◆ Problem details ◆
Leave out the pictures and copy every record exactly.

- - - -

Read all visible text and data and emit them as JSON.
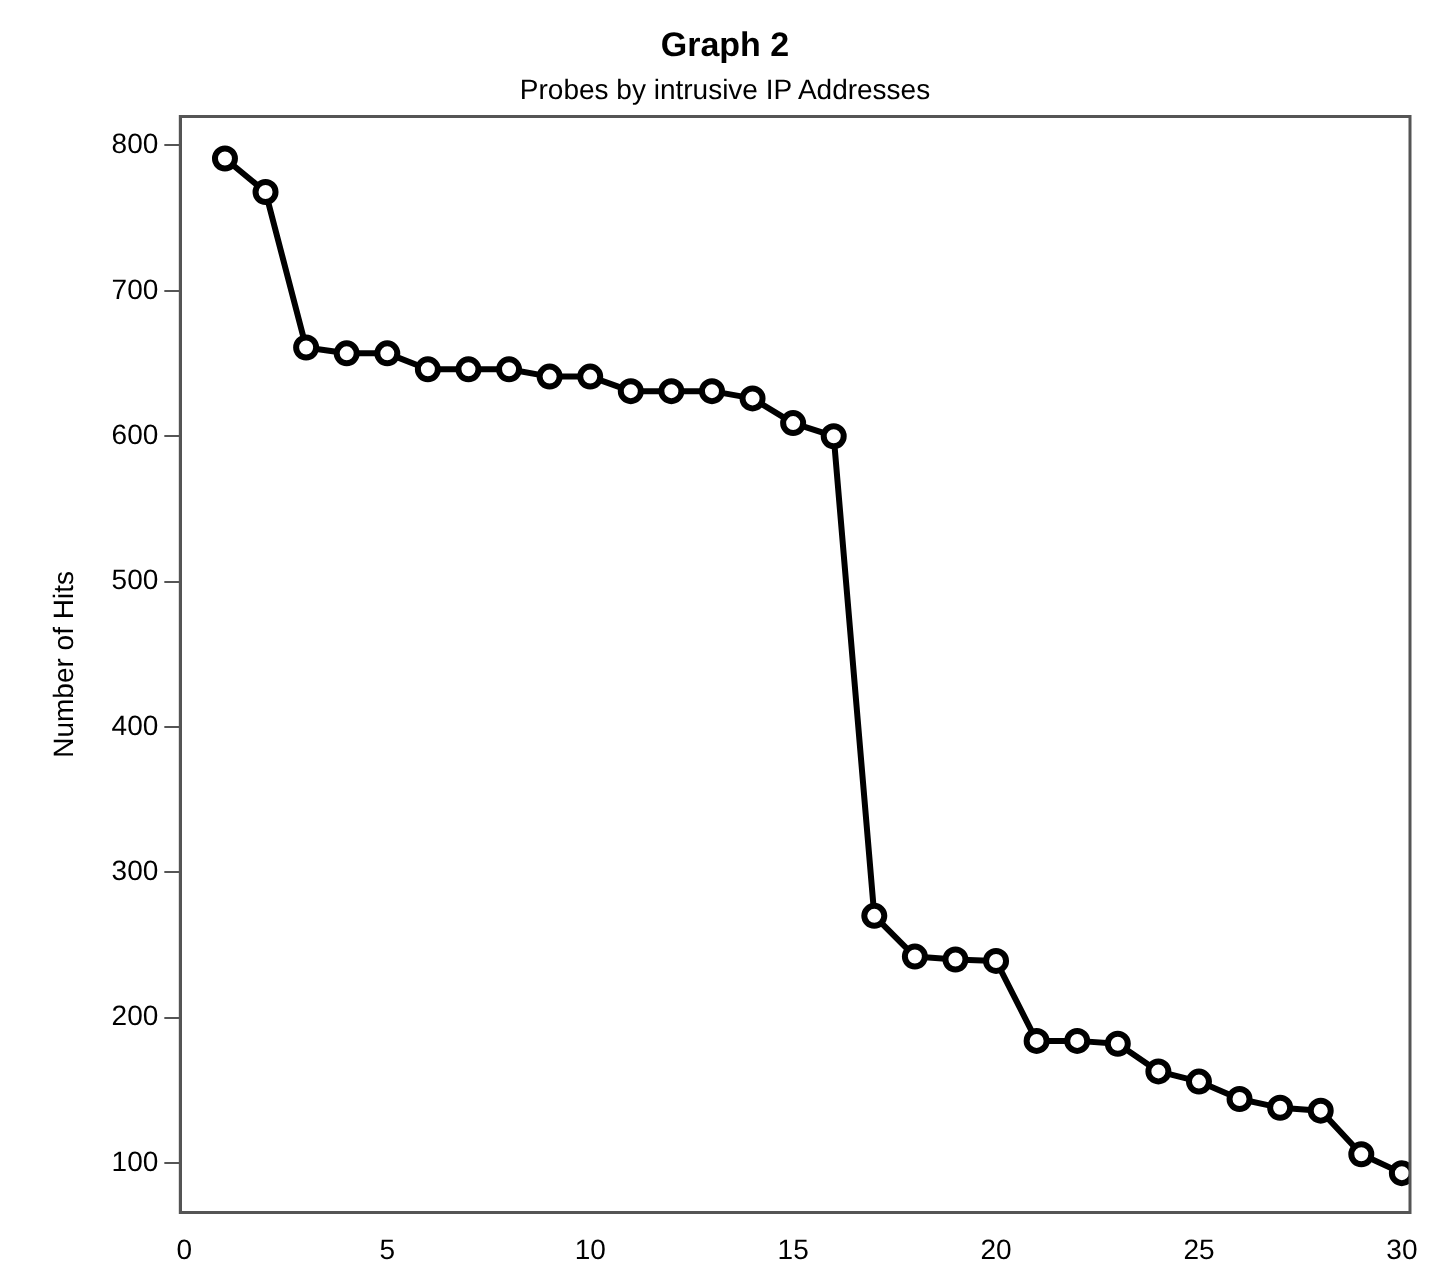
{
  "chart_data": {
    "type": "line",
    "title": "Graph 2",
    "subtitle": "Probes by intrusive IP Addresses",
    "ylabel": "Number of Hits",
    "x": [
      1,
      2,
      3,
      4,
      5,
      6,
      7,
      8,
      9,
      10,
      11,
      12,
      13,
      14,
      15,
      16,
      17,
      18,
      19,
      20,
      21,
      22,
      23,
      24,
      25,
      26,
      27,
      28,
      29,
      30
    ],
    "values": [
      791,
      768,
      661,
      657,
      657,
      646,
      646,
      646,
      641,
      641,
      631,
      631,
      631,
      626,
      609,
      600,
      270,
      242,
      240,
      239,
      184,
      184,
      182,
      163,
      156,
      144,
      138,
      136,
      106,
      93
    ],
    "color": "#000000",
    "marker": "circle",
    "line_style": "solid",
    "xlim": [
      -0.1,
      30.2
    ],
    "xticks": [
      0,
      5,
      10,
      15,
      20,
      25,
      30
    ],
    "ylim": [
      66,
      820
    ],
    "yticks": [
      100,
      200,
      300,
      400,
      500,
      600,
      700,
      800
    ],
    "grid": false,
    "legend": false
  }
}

- - - -

◆ The result ◆
Read all visible text and data and emit them as JSON.
{
  "chart_data": {
    "type": "line",
    "title": "Graph 2",
    "subtitle": "Probes by intrusive IP Addresses",
    "ylabel": "Number of Hits",
    "x": [
      1,
      2,
      3,
      4,
      5,
      6,
      7,
      8,
      9,
      10,
      11,
      12,
      13,
      14,
      15,
      16,
      17,
      18,
      19,
      20,
      21,
      22,
      23,
      24,
      25,
      26,
      27,
      28,
      29,
      30
    ],
    "values": [
      791,
      768,
      661,
      657,
      657,
      646,
      646,
      646,
      641,
      641,
      631,
      631,
      631,
      626,
      609,
      600,
      270,
      242,
      240,
      239,
      184,
      184,
      182,
      163,
      156,
      144,
      138,
      136,
      106,
      93
    ],
    "color": "#000000",
    "marker": "circle",
    "line_style": "solid",
    "xlim": [
      -0.1,
      30.2
    ],
    "xticks": [
      0,
      5,
      10,
      15,
      20,
      25,
      30
    ],
    "ylim": [
      66,
      820
    ],
    "yticks": [
      100,
      200,
      300,
      400,
      500,
      600,
      700,
      800
    ],
    "grid": false,
    "legend": false
  }
}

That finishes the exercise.